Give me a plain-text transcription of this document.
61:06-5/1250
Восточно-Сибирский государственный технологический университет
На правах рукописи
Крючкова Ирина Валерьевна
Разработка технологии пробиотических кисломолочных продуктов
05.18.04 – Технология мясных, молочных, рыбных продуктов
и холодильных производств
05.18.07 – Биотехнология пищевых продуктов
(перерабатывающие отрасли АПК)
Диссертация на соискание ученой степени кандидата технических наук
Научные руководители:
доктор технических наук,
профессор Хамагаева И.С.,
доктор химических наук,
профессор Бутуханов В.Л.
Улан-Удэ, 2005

• _What you are asked to do_: Repeat the entries shown above, every one, word for word.

• _Response for this exercise_:
Give me a plain-text transcription of this document.
61:06-5/1250
Восточно-Сибирский государственный технологический университет
На правах рукописи
Крючкова Ирина Валерьевна
Разработка технологии пробиотических кисломолочных продуктов
05.18.04 – Технология мясных, молочных, рыбных продуктов
и холодильных производств
05.18.07 – Биотехнология пищевых продуктов
(перерабатывающие отрасли АПК)
Диссертация на соискание ученой степени кандидата технических наук
Научные руководители:
доктор технических наук,
профессор Хамагаева И.С.,
доктор химических наук,
профессор Бутуханов В.Л.
Улан-Удэ, 2005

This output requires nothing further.